***** Input material *****

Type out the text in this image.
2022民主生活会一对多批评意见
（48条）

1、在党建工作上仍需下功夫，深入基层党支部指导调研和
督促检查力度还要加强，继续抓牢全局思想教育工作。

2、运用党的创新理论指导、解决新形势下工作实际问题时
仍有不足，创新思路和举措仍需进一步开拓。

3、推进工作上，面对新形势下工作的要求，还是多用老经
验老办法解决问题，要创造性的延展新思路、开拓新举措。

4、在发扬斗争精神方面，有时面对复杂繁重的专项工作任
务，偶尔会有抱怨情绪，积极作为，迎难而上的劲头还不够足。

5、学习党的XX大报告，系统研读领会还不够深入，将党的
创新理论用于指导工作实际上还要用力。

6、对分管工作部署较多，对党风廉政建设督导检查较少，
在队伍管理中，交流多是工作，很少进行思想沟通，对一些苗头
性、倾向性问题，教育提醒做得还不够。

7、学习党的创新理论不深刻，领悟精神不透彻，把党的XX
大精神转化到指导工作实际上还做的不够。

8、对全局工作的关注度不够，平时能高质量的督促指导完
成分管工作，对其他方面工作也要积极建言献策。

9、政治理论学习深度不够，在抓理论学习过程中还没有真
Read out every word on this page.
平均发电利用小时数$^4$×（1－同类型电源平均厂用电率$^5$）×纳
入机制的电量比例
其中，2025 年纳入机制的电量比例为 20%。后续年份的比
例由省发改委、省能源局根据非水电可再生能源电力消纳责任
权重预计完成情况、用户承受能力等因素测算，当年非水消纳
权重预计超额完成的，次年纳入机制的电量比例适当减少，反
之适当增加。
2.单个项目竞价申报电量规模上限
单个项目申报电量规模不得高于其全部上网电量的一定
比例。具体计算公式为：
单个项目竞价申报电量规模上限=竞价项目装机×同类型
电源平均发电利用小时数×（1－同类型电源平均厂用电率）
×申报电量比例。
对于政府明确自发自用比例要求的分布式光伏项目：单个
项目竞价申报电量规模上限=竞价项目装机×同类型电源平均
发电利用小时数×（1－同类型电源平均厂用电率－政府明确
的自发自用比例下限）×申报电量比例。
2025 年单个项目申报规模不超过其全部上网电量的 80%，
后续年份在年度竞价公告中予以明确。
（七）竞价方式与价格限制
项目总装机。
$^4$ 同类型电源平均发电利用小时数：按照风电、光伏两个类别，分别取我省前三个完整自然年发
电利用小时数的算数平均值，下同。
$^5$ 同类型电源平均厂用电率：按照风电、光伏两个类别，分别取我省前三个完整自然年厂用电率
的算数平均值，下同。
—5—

*****

Each line of the material above must be retyped precisely.

• _Task result_:
Type out the text in this image.
2022民主生活会一对多批评意见
（48条）

1、在党建工作上仍需下功夫，深入基层党支部指导调研和
督促检查力度还要加强，继续抓牢全局思想教育工作。

2、运用党的创新理论指导、解决新形势下工作实际问题时
仍有不足，创新思路和举措仍需进一步开拓。

3、推进工作上，面对新形势下工作的要求，还是多用老经
验老办法解决问题，要创造性的延展新思路、开拓新举措。

4、在发扬斗争精神方面，有时面对复杂繁重的专项工作任
务，偶尔会有抱怨情绪，积极作为，迎难而上的劲头还不够足。

5、学习党的XX大报告，系统研读领会还不够深入，将党的
创新理论用于指导工作实际上还要用力。

6、对分管工作部署较多，对党风廉政建设督导检查较少，
在队伍管理中，交流多是工作，很少进行思想沟通，对一些苗头
性、倾向性问题，教育提醒做得还不够。

7、学习党的创新理论不深刻，领悟精神不透彻，把党的XX
大精神转化到指导工作实际上还做的不够。

8、对全局工作的关注度不够，平时能高质量的督促指导完
成分管工作，对其他方面工作也要积极建言献策。

9、政治理论学习深度不够，在抓理论学习过程中还没有真
Read out every word on this page.
平均发电利用小时数$^4$×（1－同类型电源平均厂用电率$^5$）×纳
入机制的电量比例
其中，2025 年纳入机制的电量比例为 20%。后续年份的比
例由省发改委、省能源局根据非水电可再生能源电力消纳责任
权重预计完成情况、用户承受能力等因素测算，当年非水消纳
权重预计超额完成的，次年纳入机制的电量比例适当减少，反
之适当增加。
2.单个项目竞价申报电量规模上限
单个项目申报电量规模不得高于其全部上网电量的一定
比例。具体计算公式为：
单个项目竞价申报电量规模上限=竞价项目装机×同类型
电源平均发电利用小时数×（1－同类型电源平均厂用电率）
×申报电量比例。
对于政府明确自发自用比例要求的分布式光伏项目：单个
项目竞价申报电量规模上限=竞价项目装机×同类型电源平均
发电利用小时数×（1－同类型电源平均厂用电率－政府明确
的自发自用比例下限）×申报电量比例。
2025 年单个项目申报规模不超过其全部上网电量的 80%，
后续年份在年度竞价公告中予以明确。
（七）竞价方式与价格限制
项目总装机。
$^4$ 同类型电源平均发电利用小时数：按照风电、光伏两个类别，分别取我省前三个完整自然年发
电利用小时数的算数平均值，下同。
$^5$ 同类型电源平均厂用电率：按照风电、光伏两个类别，分别取我省前三个完整自然年厂用电率
的算数平均值，下同。
—5—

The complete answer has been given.